━━━━━ DATASET RECORDS ━━━━━

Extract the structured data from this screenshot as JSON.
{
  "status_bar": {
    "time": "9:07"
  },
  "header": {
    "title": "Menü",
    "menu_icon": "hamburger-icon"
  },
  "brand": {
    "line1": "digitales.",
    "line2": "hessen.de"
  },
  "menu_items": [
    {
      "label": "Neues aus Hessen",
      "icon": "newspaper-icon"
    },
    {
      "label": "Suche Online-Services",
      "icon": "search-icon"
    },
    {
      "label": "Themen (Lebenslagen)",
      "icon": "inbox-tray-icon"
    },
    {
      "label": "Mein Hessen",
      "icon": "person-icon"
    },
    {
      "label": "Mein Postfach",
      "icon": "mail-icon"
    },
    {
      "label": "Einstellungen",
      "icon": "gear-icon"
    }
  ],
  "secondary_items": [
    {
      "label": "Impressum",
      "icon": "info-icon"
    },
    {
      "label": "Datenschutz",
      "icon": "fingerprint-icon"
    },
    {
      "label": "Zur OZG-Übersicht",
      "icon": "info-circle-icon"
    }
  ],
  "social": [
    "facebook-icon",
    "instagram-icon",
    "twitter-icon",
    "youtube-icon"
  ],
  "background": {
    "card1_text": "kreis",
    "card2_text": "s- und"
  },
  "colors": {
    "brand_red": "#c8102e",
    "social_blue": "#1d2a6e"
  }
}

━━━━━
━━━━━ DATASET RECORDS ━━━━━

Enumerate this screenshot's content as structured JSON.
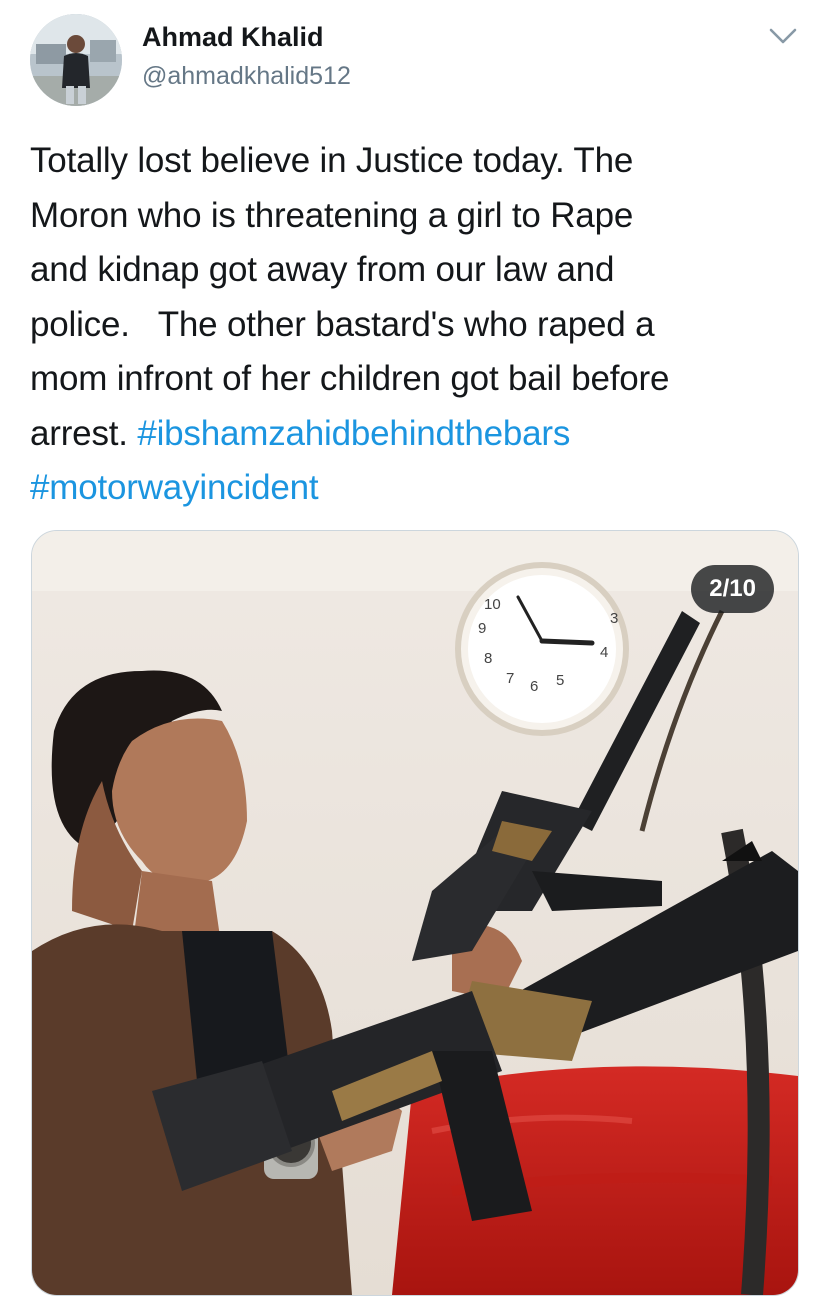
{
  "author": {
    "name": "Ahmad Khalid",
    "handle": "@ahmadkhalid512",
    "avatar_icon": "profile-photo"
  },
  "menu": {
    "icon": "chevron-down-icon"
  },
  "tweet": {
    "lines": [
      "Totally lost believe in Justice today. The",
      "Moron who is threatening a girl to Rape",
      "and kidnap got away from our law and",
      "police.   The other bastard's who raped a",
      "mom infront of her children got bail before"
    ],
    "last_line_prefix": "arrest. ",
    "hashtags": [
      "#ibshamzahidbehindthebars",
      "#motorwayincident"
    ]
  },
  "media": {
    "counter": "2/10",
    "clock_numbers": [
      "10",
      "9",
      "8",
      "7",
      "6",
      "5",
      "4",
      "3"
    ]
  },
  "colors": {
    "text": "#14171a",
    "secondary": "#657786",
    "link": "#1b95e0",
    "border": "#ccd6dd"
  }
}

━━━━━

● **PROBLEM REQUIREMENTS**
Filter the records above and return every line that holds the word "this".

● **RESPONSE**
Extract the structured data from this screenshot as JSON.
Enumerate this screenshot's content as structured JSON.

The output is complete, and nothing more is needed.